::: Supplied information :::
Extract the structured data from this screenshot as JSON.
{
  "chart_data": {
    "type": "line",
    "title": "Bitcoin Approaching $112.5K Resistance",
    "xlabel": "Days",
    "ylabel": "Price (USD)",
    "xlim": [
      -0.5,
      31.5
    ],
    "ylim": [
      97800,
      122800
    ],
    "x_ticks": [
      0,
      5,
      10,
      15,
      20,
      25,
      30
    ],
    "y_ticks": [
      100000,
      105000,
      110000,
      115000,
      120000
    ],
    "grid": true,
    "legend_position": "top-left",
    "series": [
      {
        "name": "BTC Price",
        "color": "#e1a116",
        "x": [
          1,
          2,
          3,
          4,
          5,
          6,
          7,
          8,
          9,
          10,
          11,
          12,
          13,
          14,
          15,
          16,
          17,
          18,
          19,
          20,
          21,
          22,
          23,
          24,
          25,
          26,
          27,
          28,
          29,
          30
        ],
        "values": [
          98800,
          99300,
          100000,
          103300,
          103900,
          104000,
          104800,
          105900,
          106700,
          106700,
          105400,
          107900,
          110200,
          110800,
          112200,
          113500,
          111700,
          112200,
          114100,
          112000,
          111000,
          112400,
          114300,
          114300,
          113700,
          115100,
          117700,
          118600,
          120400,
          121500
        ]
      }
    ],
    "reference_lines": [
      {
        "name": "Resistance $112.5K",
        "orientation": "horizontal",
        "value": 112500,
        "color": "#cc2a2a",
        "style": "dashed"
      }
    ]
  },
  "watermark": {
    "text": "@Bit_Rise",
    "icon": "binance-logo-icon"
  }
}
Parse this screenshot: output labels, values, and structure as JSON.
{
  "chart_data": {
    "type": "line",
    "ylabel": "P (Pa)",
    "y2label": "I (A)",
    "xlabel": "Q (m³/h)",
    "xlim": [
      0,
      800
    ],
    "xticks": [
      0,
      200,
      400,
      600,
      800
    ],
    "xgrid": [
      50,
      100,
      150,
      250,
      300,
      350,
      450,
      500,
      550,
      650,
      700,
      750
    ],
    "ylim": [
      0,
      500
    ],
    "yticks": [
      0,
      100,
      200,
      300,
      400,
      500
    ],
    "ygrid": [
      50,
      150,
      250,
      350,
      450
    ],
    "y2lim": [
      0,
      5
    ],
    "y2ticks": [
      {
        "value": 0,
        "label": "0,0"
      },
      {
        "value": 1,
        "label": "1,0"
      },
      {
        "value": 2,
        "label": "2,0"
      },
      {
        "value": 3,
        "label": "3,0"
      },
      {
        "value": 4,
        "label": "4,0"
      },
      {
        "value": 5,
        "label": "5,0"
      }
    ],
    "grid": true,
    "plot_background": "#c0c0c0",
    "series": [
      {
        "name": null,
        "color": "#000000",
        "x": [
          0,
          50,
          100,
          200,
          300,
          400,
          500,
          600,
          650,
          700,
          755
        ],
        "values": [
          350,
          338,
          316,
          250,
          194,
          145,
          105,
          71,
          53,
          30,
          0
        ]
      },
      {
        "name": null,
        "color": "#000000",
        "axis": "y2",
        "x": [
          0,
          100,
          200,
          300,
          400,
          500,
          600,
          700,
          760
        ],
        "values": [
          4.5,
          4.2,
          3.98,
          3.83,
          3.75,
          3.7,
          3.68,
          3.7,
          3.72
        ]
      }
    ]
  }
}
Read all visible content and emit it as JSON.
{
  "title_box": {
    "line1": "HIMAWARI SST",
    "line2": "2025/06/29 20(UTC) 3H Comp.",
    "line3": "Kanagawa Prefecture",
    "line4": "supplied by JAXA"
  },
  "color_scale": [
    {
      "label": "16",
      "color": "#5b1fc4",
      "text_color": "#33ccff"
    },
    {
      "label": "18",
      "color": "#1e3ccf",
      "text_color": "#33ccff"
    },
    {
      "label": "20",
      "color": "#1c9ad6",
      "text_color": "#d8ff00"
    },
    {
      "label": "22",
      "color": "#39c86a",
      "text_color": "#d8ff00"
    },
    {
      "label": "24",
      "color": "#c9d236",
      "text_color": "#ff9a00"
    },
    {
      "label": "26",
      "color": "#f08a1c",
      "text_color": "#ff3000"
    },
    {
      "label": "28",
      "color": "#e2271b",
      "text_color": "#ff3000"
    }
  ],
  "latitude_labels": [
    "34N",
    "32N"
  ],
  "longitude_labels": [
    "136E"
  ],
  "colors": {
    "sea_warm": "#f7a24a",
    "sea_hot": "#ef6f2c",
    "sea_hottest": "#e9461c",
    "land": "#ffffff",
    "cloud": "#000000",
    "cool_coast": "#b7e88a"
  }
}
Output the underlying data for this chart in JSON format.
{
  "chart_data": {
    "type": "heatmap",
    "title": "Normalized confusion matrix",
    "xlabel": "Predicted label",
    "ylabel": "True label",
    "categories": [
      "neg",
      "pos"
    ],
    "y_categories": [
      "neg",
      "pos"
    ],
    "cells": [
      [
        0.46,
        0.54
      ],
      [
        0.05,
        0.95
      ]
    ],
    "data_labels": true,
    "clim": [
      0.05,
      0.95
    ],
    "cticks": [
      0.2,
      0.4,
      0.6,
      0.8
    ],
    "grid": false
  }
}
:::
Your objective » In the listing above, find the line containing "Output the underlying", then reproduce it and each line after it through the end, exactly and with nothing added.

Written response »
Output the underlying data for this chart in JSON format.
{
  "chart_data": {
    "type": "heatmap",
    "title": "Normalized confusion matrix",
    "xlabel": "Predicted label",
    "ylabel": "True label",
    "categories": [
      "neg",
      "pos"
    ],
    "y_categories": [
      "neg",
      "pos"
    ],
    "cells": [
      [
        0.46,
        0.54
      ],
      [
        0.05,
        0.95
      ]
    ],
    "data_labels": true,
    "clim": [
      0.05,
      0.95
    ],
    "cticks": [
      0.2,
      0.4,
      0.6,
      0.8
    ],
    "grid": false
  }
}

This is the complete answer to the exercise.